§ **Written exercise**:
List all the lines in these records that hold "this".

Data entries:
* start *

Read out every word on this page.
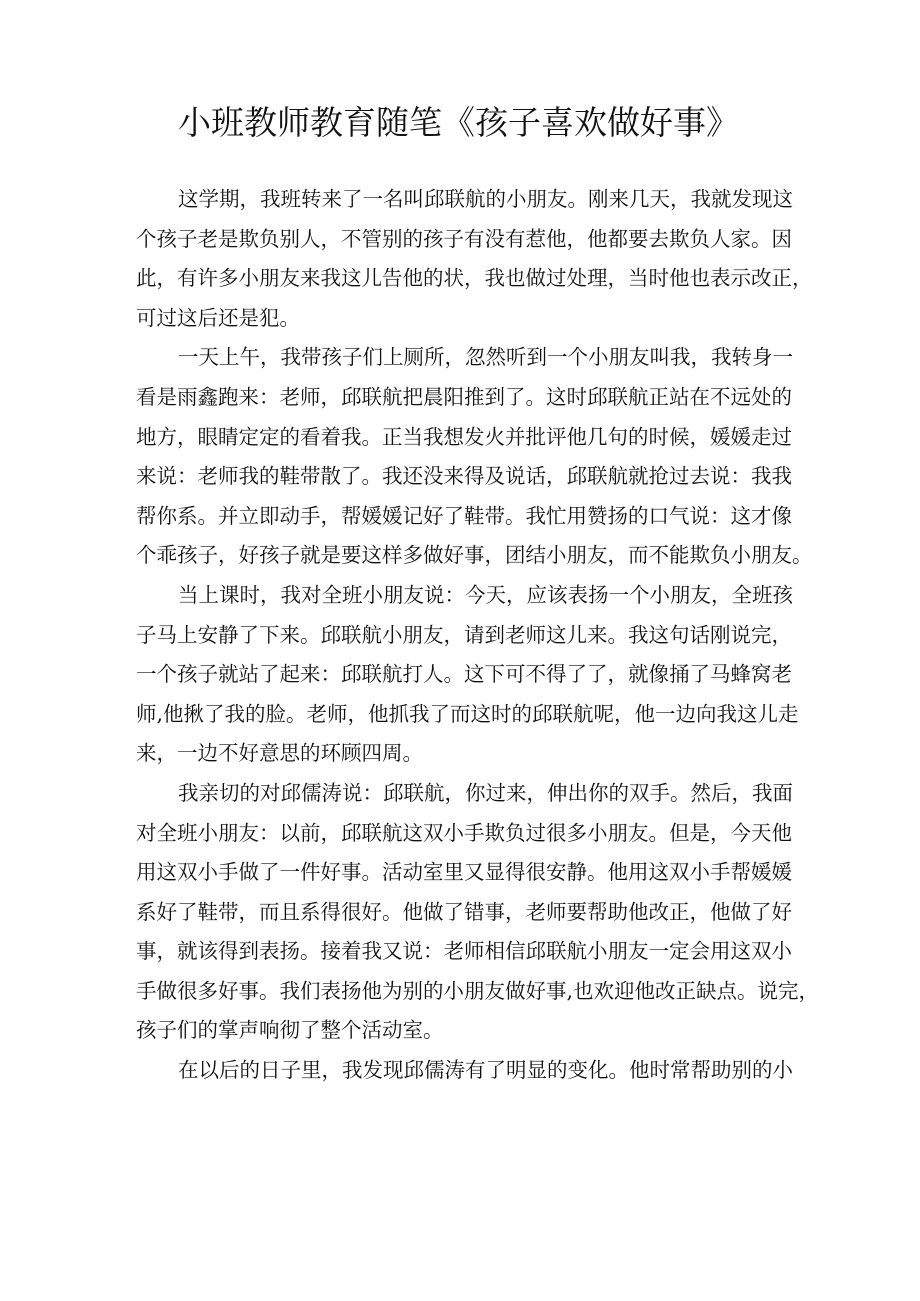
小班教师教育随笔《孩子喜欢做好事》
这学期，我班转来了一名叫邱联航的小朋友。刚来几天，我就发现这
个孩子老是欺负别人，不管别的孩子有没有惹他，他都要去欺负人家。因
此，有许多小朋友来我这儿告他的状，我也做过处理，当时他也表示改正，
可过这后还是犯。
一天上午，我带孩子们上厕所，忽然听到一个小朋友叫我，我转身一
看是雨鑫跑来：老师，邱联航把晨阳推到了。这时邱联航正站在不远处的
地方，眼睛定定的看着我。正当我想发火并批评他几句的时候，媛媛走过
来说：老师我的鞋带散了。我还没来得及说话，邱联航就抢过去说：我我
帮你系。并立即动手，帮媛媛记好了鞋带。我忙用赞扬的口气说：这才像
个乖孩子，好孩子就是要这样多做好事，团结小朋友，而不能欺负小朋友。
当上课时，我对全班小朋友说：今天，应该表扬一个小朋友，全班孩
子马上安静了下来。邱联航小朋友，请到老师这儿来。我这句话刚说完，
一个孩子就站了起来：邱联航打人。这下可不得了了，就像捅了马蜂窝老
师,他揪了我的脸。老师，他抓我了而这时的邱联航呢，他一边向我这儿走
来，一边不好意思的环顾四周。
我亲切的对邱儒涛说：邱联航，你过来，伸出你的双手。然后，我面
对全班小朋友：以前，邱联航这双小手欺负过很多小朋友。但是，今天他
用这双小手做了一件好事。活动室里又显得很安静。他用这双小手帮媛媛
系好了鞋带，而且系得很好。他做了错事，老师要帮助他改正，他做了好
事，就该得到表扬。接着我又说：老师相信邱联航小朋友一定会用这双小
手做很多好事。我们表扬他为别的小朋友做好事,也欢迎他改正缺点。说完，
孩子们的掌声响彻了整个活动室。
在以后的日子里，我发现邱儒涛有了明显的变化。他时常帮助别的小
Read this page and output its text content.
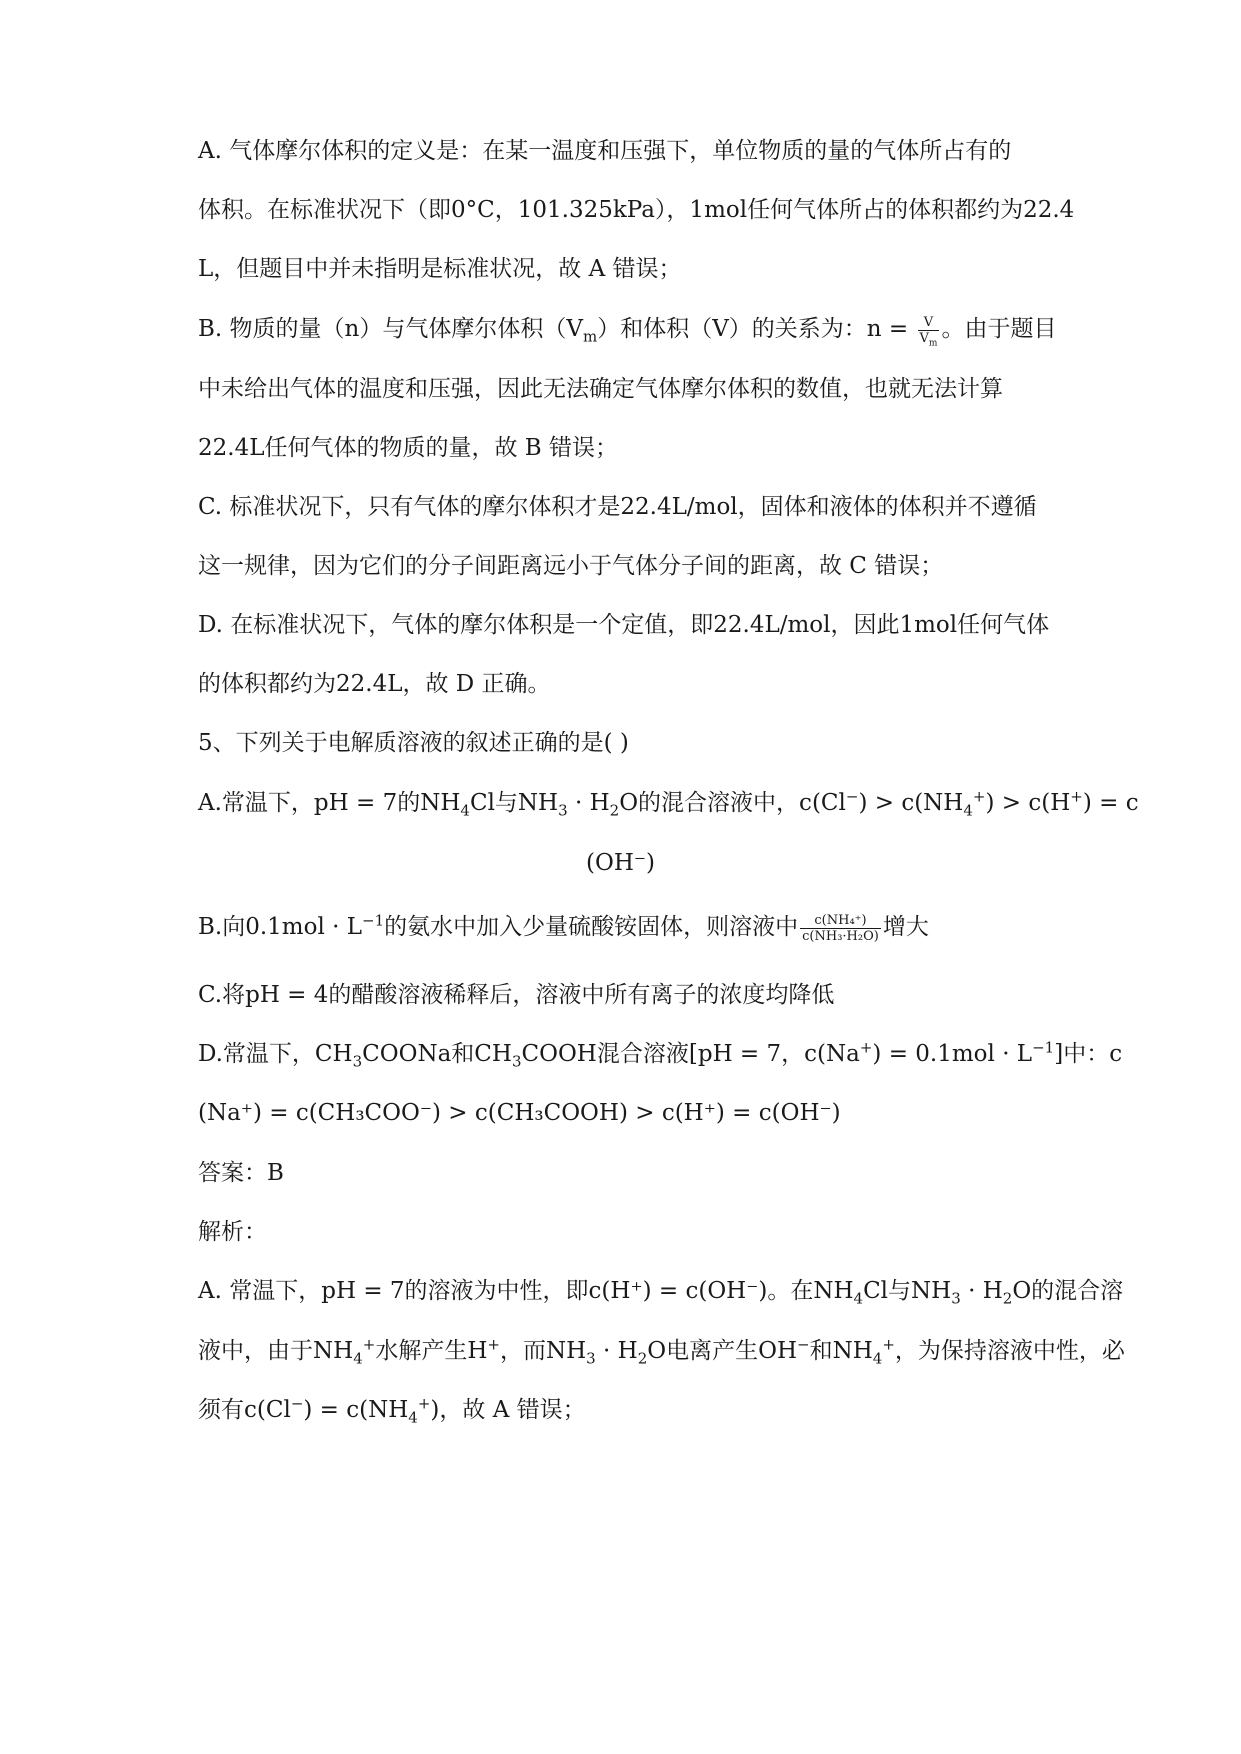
A. 气体摩尔体积的定义是：在某一温度和压强下，单位物质的量的气体所占有的
体积。在标准状况下（即0°C，101.325kPa），1mol任何气体所占的体积都约为22.4
L，但题目中并未指明是标准状况，故 A 错误；
B. 物质的量（n）与气体摩尔体积$(V_m)$和体积（V）的关系为：$n = \frac{V}{V_m}$ 。由于题目
中未给出气体的温度和压强，因此无法确定气体摩尔体积的数值，也就无法计算
22.4L任何气体的物质的量，故 B 错误；
C. 标准状况下，只有气体的摩尔体积才是22.4L/mol，固体和液体的体积并不遵循
这一规律，因为它们的分子间距离远小于气体分子间的距离，故 C 错误；
D. 在标准状况下，气体的摩尔体积是一个定值，即22.4L/mol，因此1mol任何气体
的体积都约为22.4L，故 D 正确。
5、下列关于电解质溶液的叙述正确的是( )
A.常温下，pH = 7的$NH_4Cl$与$NH_3 \cdot H_2O$的混合溶液中，$c(Cl^-) > c(NH_4^+) > c(H^+) = c$
(OH⁻)
B.向$0.1mol \cdot L^{-1}$的氨水中加入少量硫酸铵固体，则溶液中 $\frac{\text{c(NH₄⁺)}}{\text{c(NH₃·H₂O)}}$ 增大
C.将pH = 4的醋酸溶液稀释后，溶液中所有离子的浓度均降低
D.常温下，$CH_3COONa$和$CH_3COOH$混合溶液[pH = 7，$c(Na^+) = 0.1mol \cdot L^{-1}$]中：c
(Na⁺) = c(CH₃COO⁻) > c(CH₃COOH) > c(H⁺) = c(OH⁻)
答案：B
解析：
A. 常温下，pH = 7的溶液为中性，即c(H⁺) = c(OH⁻)。在$NH_4Cl$与$NH_3 \cdot H_2O$的混合溶
液中，由于$NH_4^+$水解产生H+，而$NH_3 \cdot H_2O$电离产生OH−和$NH_4^+$，为保持溶液中性，必
须有$c(Cl^-) = c(NH_4^+)$，故 A 错误；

* end *

§ **Answer below**:
Read out every word on this page.
Read this page and output its text content.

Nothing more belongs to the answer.